## DIRECTIONS
Please write the listing below out again exactly, leaving every picture behind.

## STORED ROWS
————————
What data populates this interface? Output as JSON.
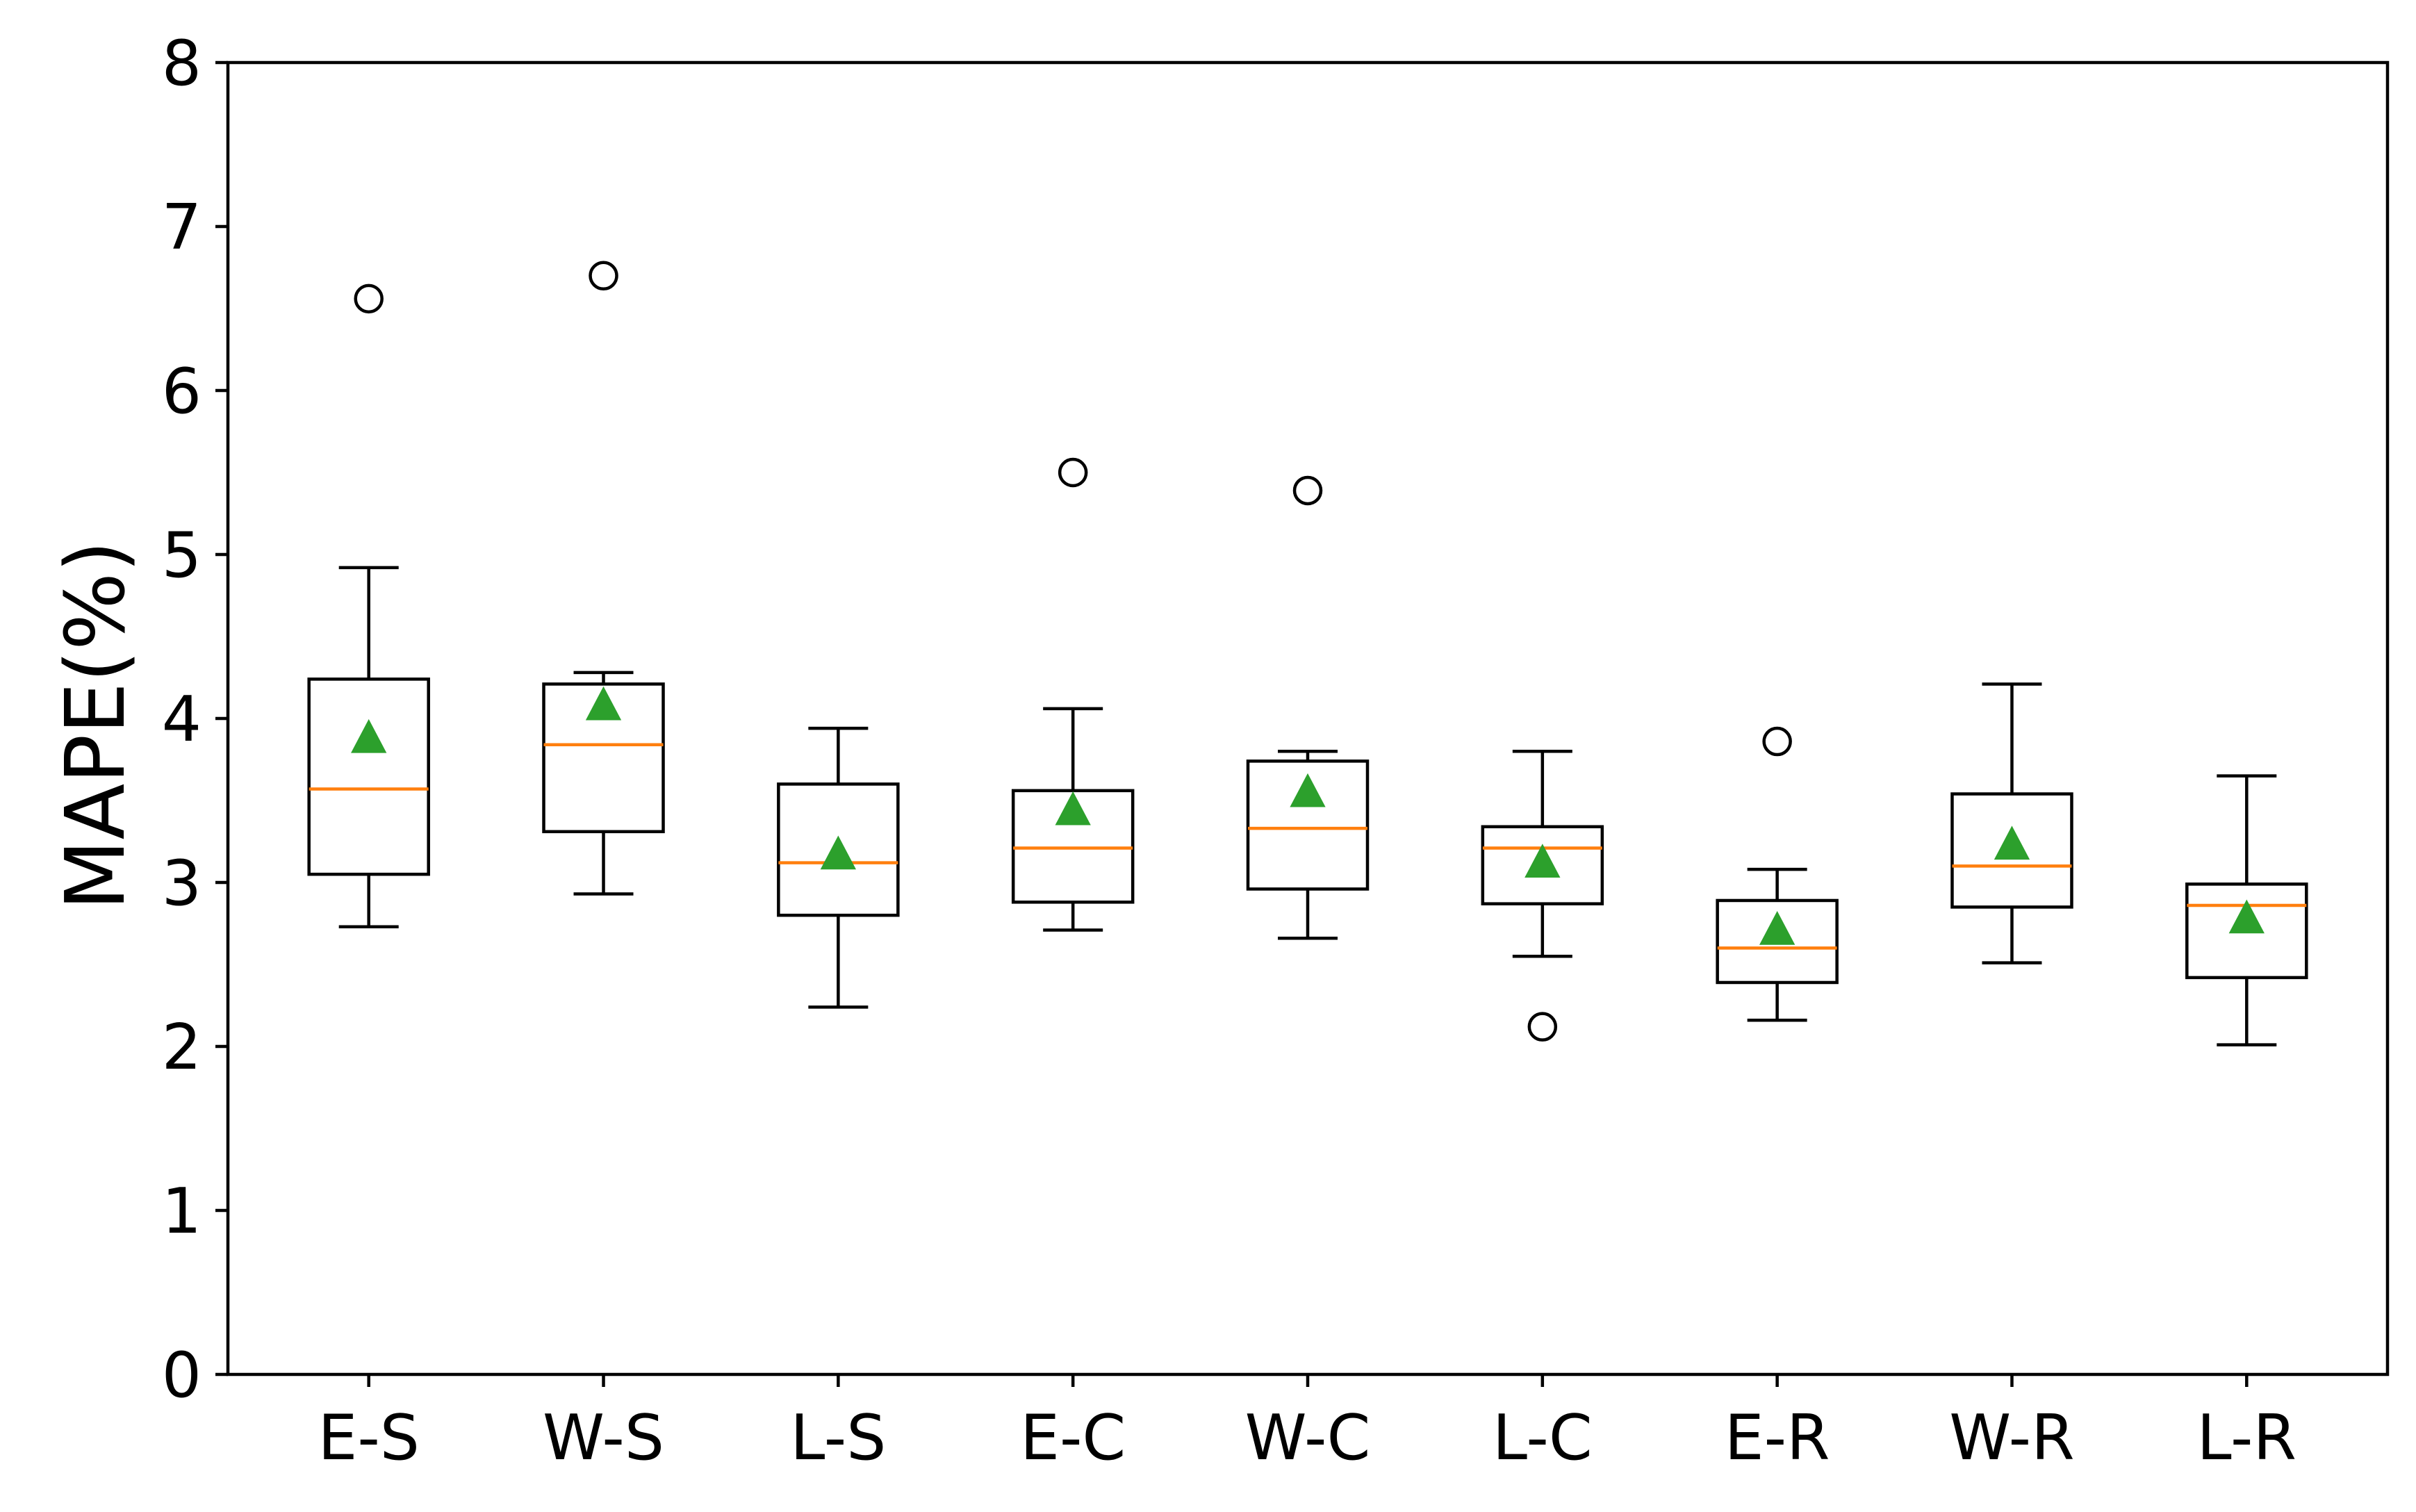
{
  "chart_data": {
    "type": "box",
    "title": "",
    "xlabel": "",
    "ylabel": "MAPE(%)",
    "ylim": [
      0,
      8
    ],
    "yticks": [
      "0",
      "1",
      "2",
      "3",
      "4",
      "5",
      "6",
      "7",
      "8"
    ],
    "grid": false,
    "legend": false,
    "categories": [
      "E-S",
      "W-S",
      "L-S",
      "E-C",
      "W-C",
      "L-C",
      "E-R",
      "W-R",
      "L-R"
    ],
    "boxes": [
      {
        "label": "E-S",
        "whisker_low": 2.73,
        "q1": 3.05,
        "median": 3.57,
        "q3": 4.24,
        "whisker_high": 4.92,
        "mean": 3.87,
        "outliers": [
          6.56
        ]
      },
      {
        "label": "W-S",
        "whisker_low": 2.93,
        "q1": 3.31,
        "median": 3.84,
        "q3": 4.21,
        "whisker_high": 4.28,
        "mean": 4.07,
        "outliers": [
          6.7
        ]
      },
      {
        "label": "L-S",
        "whisker_low": 2.24,
        "q1": 2.8,
        "median": 3.12,
        "q3": 3.6,
        "whisker_high": 3.94,
        "mean": 3.16,
        "outliers": []
      },
      {
        "label": "E-C",
        "whisker_low": 2.71,
        "q1": 2.88,
        "median": 3.21,
        "q3": 3.56,
        "whisker_high": 4.06,
        "mean": 3.43,
        "outliers": [
          5.5
        ]
      },
      {
        "label": "W-C",
        "whisker_low": 2.66,
        "q1": 2.96,
        "median": 3.33,
        "q3": 3.74,
        "whisker_high": 3.8,
        "mean": 3.54,
        "outliers": [
          5.39
        ]
      },
      {
        "label": "L-C",
        "whisker_low": 2.55,
        "q1": 2.87,
        "median": 3.21,
        "q3": 3.34,
        "whisker_high": 3.8,
        "mean": 3.11,
        "outliers": [
          2.12
        ]
      },
      {
        "label": "E-R",
        "whisker_low": 2.16,
        "q1": 2.39,
        "median": 2.6,
        "q3": 2.89,
        "whisker_high": 3.08,
        "mean": 2.7,
        "outliers": [
          3.86
        ]
      },
      {
        "label": "W-R",
        "whisker_low": 2.51,
        "q1": 2.85,
        "median": 3.1,
        "q3": 3.54,
        "whisker_high": 4.21,
        "mean": 3.22,
        "outliers": []
      },
      {
        "label": "L-R",
        "whisker_low": 2.01,
        "q1": 2.42,
        "median": 2.86,
        "q3": 2.99,
        "whisker_high": 3.65,
        "mean": 2.77,
        "outliers": []
      }
    ],
    "colors": {
      "box": "#000000",
      "median": "#ff7f0e",
      "mean": "#2ca02c",
      "outlier": "#000000"
    }
  }
}
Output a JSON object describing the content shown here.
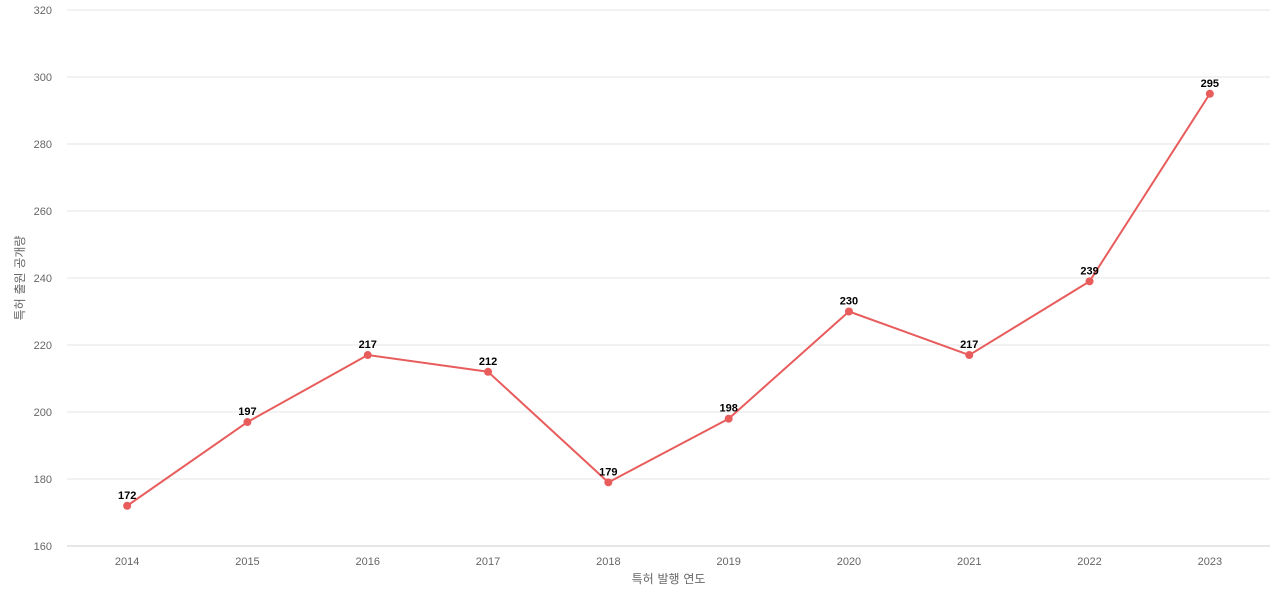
————————
## RESPONSE
What data populates this interface? Output as JSON.
{
  "chart_data": {
    "type": "box",
    "title": "",
    "xlabel": "",
    "ylabel": "MAPE(%)",
    "ylim": [
      0,
      8
    ],
    "yticks": [
      "0",
      "1",
      "2",
      "3",
      "4",
      "5",
      "6",
      "7",
      "8"
    ],
    "grid": false,
    "legend": false,
    "categories": [
      "E-S",
      "W-S",
      "L-S",
      "E-C",
      "W-C",
      "L-C",
      "E-R",
      "W-R",
      "L-R"
    ],
    "boxes": [
      {
        "label": "E-S",
        "whisker_low": 2.73,
        "q1": 3.05,
        "median": 3.57,
        "q3": 4.24,
        "whisker_high": 4.92,
        "mean": 3.87,
        "outliers": [
          6.56
        ]
      },
      {
        "label": "W-S",
        "whisker_low": 2.93,
        "q1": 3.31,
        "median": 3.84,
        "q3": 4.21,
        "whisker_high": 4.28,
        "mean": 4.07,
        "outliers": [
          6.7
        ]
      },
      {
        "label": "L-S",
        "whisker_low": 2.24,
        "q1": 2.8,
        "median": 3.12,
        "q3": 3.6,
        "whisker_high": 3.94,
        "mean": 3.16,
        "outliers": []
      },
      {
        "label": "E-C",
        "whisker_low": 2.71,
        "q1": 2.88,
        "median": 3.21,
        "q3": 3.56,
        "whisker_high": 4.06,
        "mean": 3.43,
        "outliers": [
          5.5
        ]
      },
      {
        "label": "W-C",
        "whisker_low": 2.66,
        "q1": 2.96,
        "median": 3.33,
        "q3": 3.74,
        "whisker_high": 3.8,
        "mean": 3.54,
        "outliers": [
          5.39
        ]
      },
      {
        "label": "L-C",
        "whisker_low": 2.55,
        "q1": 2.87,
        "median": 3.21,
        "q3": 3.34,
        "whisker_high": 3.8,
        "mean": 3.11,
        "outliers": [
          2.12
        ]
      },
      {
        "label": "E-R",
        "whisker_low": 2.16,
        "q1": 2.39,
        "median": 2.6,
        "q3": 2.89,
        "whisker_high": 3.08,
        "mean": 2.7,
        "outliers": [
          3.86
        ]
      },
      {
        "label": "W-R",
        "whisker_low": 2.51,
        "q1": 2.85,
        "median": 3.1,
        "q3": 3.54,
        "whisker_high": 4.21,
        "mean": 3.22,
        "outliers": []
      },
      {
        "label": "L-R",
        "whisker_low": 2.01,
        "q1": 2.42,
        "median": 2.86,
        "q3": 2.99,
        "whisker_high": 3.65,
        "mean": 2.77,
        "outliers": []
      }
    ],
    "colors": {
      "box": "#000000",
      "median": "#ff7f0e",
      "mean": "#2ca02c",
      "outlier": "#000000"
    }
  }
}
Output a JSON object describing the content shown here.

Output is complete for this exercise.